### RECORD SET
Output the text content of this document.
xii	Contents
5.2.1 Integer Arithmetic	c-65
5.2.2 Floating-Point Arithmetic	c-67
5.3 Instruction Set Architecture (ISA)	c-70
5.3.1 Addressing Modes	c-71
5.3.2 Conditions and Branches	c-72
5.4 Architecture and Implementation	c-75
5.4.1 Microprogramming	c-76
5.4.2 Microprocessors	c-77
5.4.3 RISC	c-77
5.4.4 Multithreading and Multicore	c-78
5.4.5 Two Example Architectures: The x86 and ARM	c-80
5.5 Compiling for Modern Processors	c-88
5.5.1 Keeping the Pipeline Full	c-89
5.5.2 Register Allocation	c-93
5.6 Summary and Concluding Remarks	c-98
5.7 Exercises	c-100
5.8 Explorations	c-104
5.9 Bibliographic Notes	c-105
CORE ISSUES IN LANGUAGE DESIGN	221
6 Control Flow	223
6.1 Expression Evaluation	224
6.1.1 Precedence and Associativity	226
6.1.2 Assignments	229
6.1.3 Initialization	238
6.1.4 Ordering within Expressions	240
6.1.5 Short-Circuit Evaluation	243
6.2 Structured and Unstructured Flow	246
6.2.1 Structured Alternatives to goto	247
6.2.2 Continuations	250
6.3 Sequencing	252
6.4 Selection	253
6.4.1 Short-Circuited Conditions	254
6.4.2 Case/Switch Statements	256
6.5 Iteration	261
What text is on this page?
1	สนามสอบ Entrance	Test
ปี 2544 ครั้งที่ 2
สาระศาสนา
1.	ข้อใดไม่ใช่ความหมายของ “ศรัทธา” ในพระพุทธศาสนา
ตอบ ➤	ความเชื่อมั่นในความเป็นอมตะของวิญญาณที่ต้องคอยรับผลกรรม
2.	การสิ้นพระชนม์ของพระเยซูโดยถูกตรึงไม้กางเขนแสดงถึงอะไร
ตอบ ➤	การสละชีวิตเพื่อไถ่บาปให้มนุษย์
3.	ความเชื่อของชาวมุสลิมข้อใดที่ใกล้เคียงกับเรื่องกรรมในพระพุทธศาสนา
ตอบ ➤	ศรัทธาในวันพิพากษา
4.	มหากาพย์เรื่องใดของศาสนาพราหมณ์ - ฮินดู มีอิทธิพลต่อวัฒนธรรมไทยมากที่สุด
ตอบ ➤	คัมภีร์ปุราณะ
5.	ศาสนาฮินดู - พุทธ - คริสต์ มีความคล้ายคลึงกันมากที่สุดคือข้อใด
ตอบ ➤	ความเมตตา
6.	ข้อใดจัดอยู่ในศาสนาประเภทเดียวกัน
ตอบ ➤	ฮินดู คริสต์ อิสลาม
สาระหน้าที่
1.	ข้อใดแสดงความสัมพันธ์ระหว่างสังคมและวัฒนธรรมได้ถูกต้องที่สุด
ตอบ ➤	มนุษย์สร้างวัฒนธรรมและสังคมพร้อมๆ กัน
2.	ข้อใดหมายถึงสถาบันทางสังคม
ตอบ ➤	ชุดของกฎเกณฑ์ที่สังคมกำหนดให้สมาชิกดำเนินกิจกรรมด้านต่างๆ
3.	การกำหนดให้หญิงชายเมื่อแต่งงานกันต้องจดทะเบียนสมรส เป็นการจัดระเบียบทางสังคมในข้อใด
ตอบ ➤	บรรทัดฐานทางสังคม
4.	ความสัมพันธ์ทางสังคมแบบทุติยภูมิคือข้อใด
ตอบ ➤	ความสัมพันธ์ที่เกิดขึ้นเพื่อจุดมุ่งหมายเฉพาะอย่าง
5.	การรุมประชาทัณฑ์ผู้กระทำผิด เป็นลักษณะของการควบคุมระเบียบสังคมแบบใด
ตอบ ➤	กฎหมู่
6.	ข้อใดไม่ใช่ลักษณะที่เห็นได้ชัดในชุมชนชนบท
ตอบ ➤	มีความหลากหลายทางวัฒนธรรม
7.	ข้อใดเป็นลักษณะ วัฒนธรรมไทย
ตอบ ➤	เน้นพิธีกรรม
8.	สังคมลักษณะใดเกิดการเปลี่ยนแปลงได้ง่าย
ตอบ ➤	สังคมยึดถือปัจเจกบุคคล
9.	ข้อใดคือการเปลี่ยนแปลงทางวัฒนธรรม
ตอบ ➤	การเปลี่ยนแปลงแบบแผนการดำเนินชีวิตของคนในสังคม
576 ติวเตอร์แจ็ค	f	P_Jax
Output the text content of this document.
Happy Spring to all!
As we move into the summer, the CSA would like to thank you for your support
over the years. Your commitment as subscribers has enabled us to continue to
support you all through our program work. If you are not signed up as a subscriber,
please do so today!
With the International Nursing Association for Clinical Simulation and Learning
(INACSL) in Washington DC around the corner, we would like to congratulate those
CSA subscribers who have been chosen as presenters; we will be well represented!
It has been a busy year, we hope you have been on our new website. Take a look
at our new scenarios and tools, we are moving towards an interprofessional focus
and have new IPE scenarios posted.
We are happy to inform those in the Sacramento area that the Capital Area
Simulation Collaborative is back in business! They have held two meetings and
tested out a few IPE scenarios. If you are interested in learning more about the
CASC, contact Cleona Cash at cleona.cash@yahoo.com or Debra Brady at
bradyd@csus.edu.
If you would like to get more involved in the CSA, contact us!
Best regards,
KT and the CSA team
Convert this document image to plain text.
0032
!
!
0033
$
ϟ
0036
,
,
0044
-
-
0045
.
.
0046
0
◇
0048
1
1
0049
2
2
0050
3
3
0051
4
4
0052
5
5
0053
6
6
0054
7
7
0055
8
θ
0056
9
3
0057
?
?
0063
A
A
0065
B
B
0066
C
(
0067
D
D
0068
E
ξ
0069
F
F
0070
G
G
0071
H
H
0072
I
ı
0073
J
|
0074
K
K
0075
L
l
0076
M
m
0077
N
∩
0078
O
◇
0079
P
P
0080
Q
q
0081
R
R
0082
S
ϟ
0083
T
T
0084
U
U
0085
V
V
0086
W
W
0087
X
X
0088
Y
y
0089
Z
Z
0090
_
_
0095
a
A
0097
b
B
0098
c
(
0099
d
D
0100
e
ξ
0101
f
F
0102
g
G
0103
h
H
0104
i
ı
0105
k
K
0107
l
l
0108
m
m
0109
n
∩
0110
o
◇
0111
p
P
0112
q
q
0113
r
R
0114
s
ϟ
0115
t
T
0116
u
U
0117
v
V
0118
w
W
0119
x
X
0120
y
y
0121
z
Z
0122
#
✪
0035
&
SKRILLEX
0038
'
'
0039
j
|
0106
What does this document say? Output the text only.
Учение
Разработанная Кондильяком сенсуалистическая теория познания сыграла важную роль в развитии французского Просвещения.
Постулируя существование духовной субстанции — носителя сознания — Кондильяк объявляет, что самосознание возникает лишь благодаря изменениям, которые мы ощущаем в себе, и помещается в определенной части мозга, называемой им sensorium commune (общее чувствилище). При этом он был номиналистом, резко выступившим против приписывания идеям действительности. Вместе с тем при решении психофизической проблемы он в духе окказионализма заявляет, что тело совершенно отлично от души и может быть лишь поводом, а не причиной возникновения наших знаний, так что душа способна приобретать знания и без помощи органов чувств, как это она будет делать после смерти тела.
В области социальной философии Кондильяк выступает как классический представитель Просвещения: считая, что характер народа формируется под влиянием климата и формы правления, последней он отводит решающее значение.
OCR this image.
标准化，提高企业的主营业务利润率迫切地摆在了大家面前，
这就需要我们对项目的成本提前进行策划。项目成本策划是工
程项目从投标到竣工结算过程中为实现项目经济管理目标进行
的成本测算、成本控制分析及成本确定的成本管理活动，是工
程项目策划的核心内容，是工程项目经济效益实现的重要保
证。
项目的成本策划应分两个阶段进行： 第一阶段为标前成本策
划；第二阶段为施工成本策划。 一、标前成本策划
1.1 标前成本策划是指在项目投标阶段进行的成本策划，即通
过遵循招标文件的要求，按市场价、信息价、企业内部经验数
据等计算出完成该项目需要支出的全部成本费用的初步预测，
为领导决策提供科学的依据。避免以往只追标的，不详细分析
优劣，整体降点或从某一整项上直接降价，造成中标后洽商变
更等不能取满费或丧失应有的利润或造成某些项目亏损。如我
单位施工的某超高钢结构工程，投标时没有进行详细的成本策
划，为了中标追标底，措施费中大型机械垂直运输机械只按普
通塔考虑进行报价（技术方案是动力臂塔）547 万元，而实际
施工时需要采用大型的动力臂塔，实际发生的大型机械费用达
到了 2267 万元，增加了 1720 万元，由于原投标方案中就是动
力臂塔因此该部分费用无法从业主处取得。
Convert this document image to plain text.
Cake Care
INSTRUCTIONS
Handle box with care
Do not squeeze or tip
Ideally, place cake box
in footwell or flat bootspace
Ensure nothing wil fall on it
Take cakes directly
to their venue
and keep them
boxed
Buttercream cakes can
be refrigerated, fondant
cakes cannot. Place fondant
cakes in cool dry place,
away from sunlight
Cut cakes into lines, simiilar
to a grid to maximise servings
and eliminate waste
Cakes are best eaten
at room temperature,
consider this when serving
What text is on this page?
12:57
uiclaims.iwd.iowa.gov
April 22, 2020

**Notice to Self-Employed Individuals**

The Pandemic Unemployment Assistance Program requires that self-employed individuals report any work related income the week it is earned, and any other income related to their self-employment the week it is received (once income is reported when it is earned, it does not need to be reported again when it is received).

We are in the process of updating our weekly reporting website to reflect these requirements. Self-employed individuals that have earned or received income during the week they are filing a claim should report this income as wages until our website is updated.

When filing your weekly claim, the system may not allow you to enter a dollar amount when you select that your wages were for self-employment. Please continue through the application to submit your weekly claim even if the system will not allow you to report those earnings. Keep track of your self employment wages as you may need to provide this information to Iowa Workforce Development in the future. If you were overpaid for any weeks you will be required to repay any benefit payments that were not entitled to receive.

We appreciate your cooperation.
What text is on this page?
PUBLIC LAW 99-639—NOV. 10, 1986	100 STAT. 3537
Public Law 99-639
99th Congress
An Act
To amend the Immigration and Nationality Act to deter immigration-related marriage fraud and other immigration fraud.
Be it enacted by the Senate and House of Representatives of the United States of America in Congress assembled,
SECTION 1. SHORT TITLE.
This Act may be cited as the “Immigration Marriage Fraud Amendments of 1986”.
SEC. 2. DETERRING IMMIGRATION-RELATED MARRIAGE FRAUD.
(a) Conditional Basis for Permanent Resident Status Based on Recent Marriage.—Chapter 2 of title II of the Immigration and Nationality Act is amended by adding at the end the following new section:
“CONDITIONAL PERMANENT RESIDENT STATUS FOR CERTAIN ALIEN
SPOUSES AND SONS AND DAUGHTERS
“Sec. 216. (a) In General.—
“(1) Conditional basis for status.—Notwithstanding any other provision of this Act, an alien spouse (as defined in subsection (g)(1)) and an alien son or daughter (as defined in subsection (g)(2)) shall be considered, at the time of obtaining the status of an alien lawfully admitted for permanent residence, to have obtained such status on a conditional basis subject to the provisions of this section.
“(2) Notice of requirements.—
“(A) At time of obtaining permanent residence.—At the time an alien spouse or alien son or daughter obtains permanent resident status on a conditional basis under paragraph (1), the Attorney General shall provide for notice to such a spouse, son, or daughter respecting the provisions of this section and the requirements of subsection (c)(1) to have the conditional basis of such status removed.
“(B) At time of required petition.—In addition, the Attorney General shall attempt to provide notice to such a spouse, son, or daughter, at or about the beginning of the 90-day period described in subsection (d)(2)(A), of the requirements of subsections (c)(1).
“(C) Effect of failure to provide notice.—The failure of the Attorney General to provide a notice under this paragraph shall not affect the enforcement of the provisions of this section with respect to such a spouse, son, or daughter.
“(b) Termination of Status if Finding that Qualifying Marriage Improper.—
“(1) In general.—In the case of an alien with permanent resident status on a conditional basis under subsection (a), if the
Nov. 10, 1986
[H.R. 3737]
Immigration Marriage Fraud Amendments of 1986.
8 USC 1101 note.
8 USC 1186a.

### GIVEN EXERCISE
Scan the lines for the string "Evaluation". Pick out every line that has it.

### RESULT OF THE TASK
6.1 Expression Evaluation	224
6.1.5 Short-Circuit Evaluation	243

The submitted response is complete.